Can you output the material exactly as written, minus any pictures it holds?

··· The input

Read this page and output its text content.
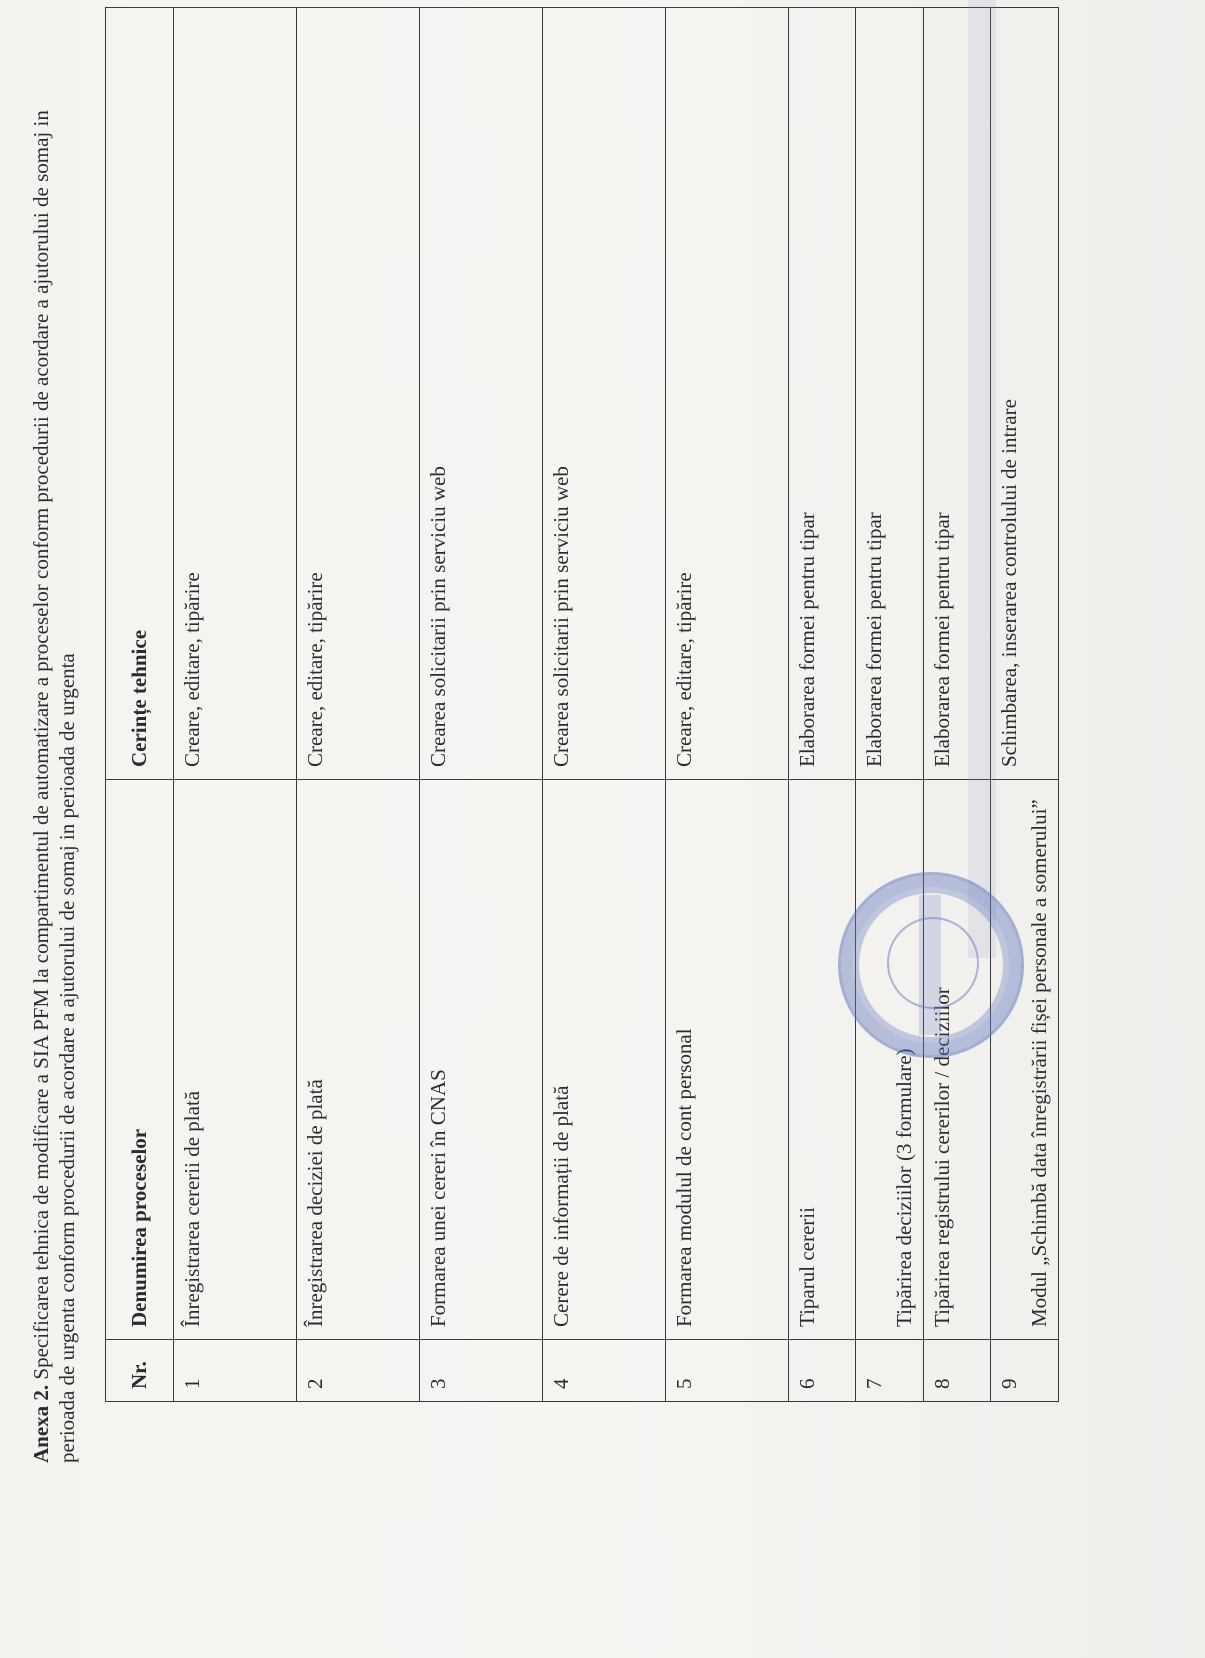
Anexa 2. Specificarea tehnica de modificare a SIA PFM la compartimentul de automatizare a proceselor conform procedurii de acordare a ajutorului de somaj in perioada de urgenta conform procedurii de acordare a ajutorului de somaj in perioada de urgenta Nr.	Denumirea proceselor	Cerințe tehnice
1	Înregistrarea cererii de plată	Creare, editare, tipărire
2	Înregistrarea deciziei de plată	Creare, editare, tipărire
3	Formarea unei cereri în CNAS	Crearea solicitarii prin serviciu web
4	Cerere de informații de plată	Crearea solicitarii prin serviciu web
5	Formarea modulul de cont personal	Creare, editare, tipărire
6	Tiparul cererii	Elaborarea formei pentru tipar
7	Tipărirea deciziilor (3 formulare)	Elaborarea formei pentru tipar
8	Tipărirea registrului cererilor / deciziilor	Elaborarea formei pentru tipar
9	Modul „Schimbă data înregistrării fișei personale a somerului”	Schimbarea, inserarea controlului de intrare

······

▶ Full solution:
Read this page and output its text content.
Anexa 2. Specificarea tehnica de modificare a SIA PFM la compartimentul de automatizare a proceselor conform procedurii de acordare a ajutorului de somaj in perioada de urgenta conform procedurii de acordare a ajutorului de somaj in perioada de urgenta Nr.	Denumirea proceselor	Cerințe tehnice
1	Înregistrarea cererii de plată	Creare, editare, tipărire
2	Înregistrarea deciziei de plată	Creare, editare, tipărire
3	Formarea unei cereri în CNAS	Crearea solicitarii prin serviciu web
4	Cerere de informații de plată	Crearea solicitarii prin serviciu web
5	Formarea modulul de cont personal	Creare, editare, tipărire
6	Tiparul cererii	Elaborarea formei pentru tipar
7	Tipărirea deciziilor (3 formulare)	Elaborarea formei pentru tipar
8	Tipărirea registrului cererilor / deciziilor	Elaborarea formei pentru tipar
9	Modul „Schimbă data înregistrării fișei personale a somerului”	Schimbarea, inserarea controlului de intrare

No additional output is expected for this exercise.